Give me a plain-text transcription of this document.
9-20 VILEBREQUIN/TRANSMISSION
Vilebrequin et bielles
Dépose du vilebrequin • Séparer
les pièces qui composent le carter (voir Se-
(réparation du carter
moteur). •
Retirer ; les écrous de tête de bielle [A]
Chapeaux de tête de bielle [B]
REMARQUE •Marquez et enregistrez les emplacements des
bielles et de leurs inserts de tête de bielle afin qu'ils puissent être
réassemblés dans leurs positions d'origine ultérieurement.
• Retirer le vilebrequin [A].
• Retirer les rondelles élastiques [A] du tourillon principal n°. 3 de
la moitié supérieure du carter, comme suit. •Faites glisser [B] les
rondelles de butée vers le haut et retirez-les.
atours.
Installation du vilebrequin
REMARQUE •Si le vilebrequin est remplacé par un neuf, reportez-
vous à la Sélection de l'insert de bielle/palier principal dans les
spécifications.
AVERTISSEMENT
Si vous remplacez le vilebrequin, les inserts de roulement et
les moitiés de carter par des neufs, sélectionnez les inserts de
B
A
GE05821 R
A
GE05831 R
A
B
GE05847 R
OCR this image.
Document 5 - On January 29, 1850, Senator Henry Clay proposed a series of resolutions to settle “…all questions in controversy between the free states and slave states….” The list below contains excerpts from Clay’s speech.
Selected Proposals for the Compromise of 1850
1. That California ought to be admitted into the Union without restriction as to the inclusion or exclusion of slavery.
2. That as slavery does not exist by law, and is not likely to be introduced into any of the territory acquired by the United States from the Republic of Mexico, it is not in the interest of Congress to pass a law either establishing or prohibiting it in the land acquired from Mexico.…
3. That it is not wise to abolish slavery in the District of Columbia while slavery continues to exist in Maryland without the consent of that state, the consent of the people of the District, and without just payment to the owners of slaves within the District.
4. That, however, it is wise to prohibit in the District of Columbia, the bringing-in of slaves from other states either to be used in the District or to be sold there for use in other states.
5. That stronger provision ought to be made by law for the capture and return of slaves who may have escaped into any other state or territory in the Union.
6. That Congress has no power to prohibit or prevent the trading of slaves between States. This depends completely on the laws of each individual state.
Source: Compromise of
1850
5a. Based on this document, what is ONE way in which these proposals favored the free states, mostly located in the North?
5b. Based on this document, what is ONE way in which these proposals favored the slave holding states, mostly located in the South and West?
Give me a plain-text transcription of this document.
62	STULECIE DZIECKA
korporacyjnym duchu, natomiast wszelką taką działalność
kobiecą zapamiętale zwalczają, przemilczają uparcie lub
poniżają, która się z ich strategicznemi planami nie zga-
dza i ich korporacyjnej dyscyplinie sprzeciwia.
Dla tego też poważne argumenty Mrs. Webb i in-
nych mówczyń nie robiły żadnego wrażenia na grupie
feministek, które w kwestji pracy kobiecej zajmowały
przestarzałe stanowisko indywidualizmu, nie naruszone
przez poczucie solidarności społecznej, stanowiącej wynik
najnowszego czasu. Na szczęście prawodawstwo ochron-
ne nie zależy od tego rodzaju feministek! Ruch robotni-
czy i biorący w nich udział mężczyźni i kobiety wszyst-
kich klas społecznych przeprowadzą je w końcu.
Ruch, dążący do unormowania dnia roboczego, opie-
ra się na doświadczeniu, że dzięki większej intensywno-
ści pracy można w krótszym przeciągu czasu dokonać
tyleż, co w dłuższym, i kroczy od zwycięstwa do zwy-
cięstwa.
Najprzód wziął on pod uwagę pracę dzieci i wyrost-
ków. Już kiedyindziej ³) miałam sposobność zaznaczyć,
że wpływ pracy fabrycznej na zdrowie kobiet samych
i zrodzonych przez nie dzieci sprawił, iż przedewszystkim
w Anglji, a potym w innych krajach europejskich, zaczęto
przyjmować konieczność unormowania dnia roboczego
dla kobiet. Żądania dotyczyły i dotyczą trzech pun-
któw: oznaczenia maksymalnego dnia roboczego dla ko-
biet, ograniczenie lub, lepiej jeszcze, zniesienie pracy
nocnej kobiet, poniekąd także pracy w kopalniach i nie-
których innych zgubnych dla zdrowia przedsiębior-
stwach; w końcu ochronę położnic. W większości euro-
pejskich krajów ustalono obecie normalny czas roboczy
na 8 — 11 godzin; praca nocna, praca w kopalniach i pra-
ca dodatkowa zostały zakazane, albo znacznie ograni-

::::::

What needs to be done: Write out every record verbatim.

Solution to this task:
Give me a plain-text transcription of this document.
9-20 VILEBREQUIN/TRANSMISSION
Vilebrequin et bielles
Dépose du vilebrequin • Séparer
les pièces qui composent le carter (voir Se-
(réparation du carter
moteur). •
Retirer ; les écrous de tête de bielle [A]
Chapeaux de tête de bielle [B]
REMARQUE •Marquez et enregistrez les emplacements des
bielles et de leurs inserts de tête de bielle afin qu'ils puissent être
réassemblés dans leurs positions d'origine ultérieurement.
• Retirer le vilebrequin [A].
• Retirer les rondelles élastiques [A] du tourillon principal n°. 3 de
la moitié supérieure du carter, comme suit. •Faites glisser [B] les
rondelles de butée vers le haut et retirez-les.
atours.
Installation du vilebrequin
REMARQUE •Si le vilebrequin est remplacé par un neuf, reportez-
vous à la Sélection de l'insert de bielle/palier principal dans les
spécifications.
AVERTISSEMENT
Si vous remplacez le vilebrequin, les inserts de roulement et
les moitiés de carter par des neufs, sélectionnez les inserts de
B
A
GE05821 R
A
GE05831 R
A
B
GE05847 R
OCR this image.
Document 5 - On January 29, 1850, Senator Henry Clay proposed a series of resolutions to settle “…all questions in controversy between the free states and slave states….” The list below contains excerpts from Clay’s speech.
Selected Proposals for the Compromise of 1850
1. That California ought to be admitted into the Union without restriction as to the inclusion or exclusion of slavery.
2. That as slavery does not exist by law, and is not likely to be introduced into any of the territory acquired by the United States from the Republic of Mexico, it is not in the interest of Congress to pass a law either establishing or prohibiting it in the land acquired from Mexico.…
3. That it is not wise to abolish slavery in the District of Columbia while slavery continues to exist in Maryland without the consent of that state, the consent of the people of the District, and without just payment to the owners of slaves within the District.
4. That, however, it is wise to prohibit in the District of Columbia, the bringing-in of slaves from other states either to be used in the District or to be sold there for use in other states.
5. That stronger provision ought to be made by law for the capture and return of slaves who may have escaped into any other state or territory in the Union.
6. That Congress has no power to prohibit or prevent the trading of slaves between States. This depends completely on the laws of each individual state.
Source: Compromise of
1850
5a. Based on this document, what is ONE way in which these proposals favored the free states, mostly located in the North?
5b. Based on this document, what is ONE way in which these proposals favored the slave holding states, mostly located in the South and West?
Give me a plain-text transcription of this document.
62	STULECIE DZIECKA
korporacyjnym duchu, natomiast wszelką taką działalność
kobiecą zapamiętale zwalczają, przemilczają uparcie lub
poniżają, która się z ich strategicznemi planami nie zga-
dza i ich korporacyjnej dyscyplinie sprzeciwia.
Dla tego też poważne argumenty Mrs. Webb i in-
nych mówczyń nie robiły żadnego wrażenia na grupie
feministek, które w kwestji pracy kobiecej zajmowały
przestarzałe stanowisko indywidualizmu, nie naruszone
przez poczucie solidarności społecznej, stanowiącej wynik
najnowszego czasu. Na szczęście prawodawstwo ochron-
ne nie zależy od tego rodzaju feministek! Ruch robotni-
czy i biorący w nich udział mężczyźni i kobiety wszyst-
kich klas społecznych przeprowadzą je w końcu.
Ruch, dążący do unormowania dnia roboczego, opie-
ra się na doświadczeniu, że dzięki większej intensywno-
ści pracy można w krótszym przeciągu czasu dokonać
tyleż, co w dłuższym, i kroczy od zwycięstwa do zwy-
cięstwa.
Najprzód wziął on pod uwagę pracę dzieci i wyrost-
ków. Już kiedyindziej ³) miałam sposobność zaznaczyć,
że wpływ pracy fabrycznej na zdrowie kobiet samych
i zrodzonych przez nie dzieci sprawił, iż przedewszystkim
w Anglji, a potym w innych krajach europejskich, zaczęto
przyjmować konieczność unormowania dnia roboczego
dla kobiet. Żądania dotyczyły i dotyczą trzech pun-
któw: oznaczenia maksymalnego dnia roboczego dla ko-
biet, ograniczenie lub, lepiej jeszcze, zniesienie pracy
nocnej kobiet, poniekąd także pracy w kopalniach i nie-
których innych zgubnych dla zdrowia przedsiębior-
stwach; w końcu ochronę położnic. W większości euro-
pejskich krajów ustalono obecie normalny czas roboczy
na 8 — 11 godzin; praca nocna, praca w kopalniach i pra-
ca dodatkowa zostały zakazane, albo znacznie ograni-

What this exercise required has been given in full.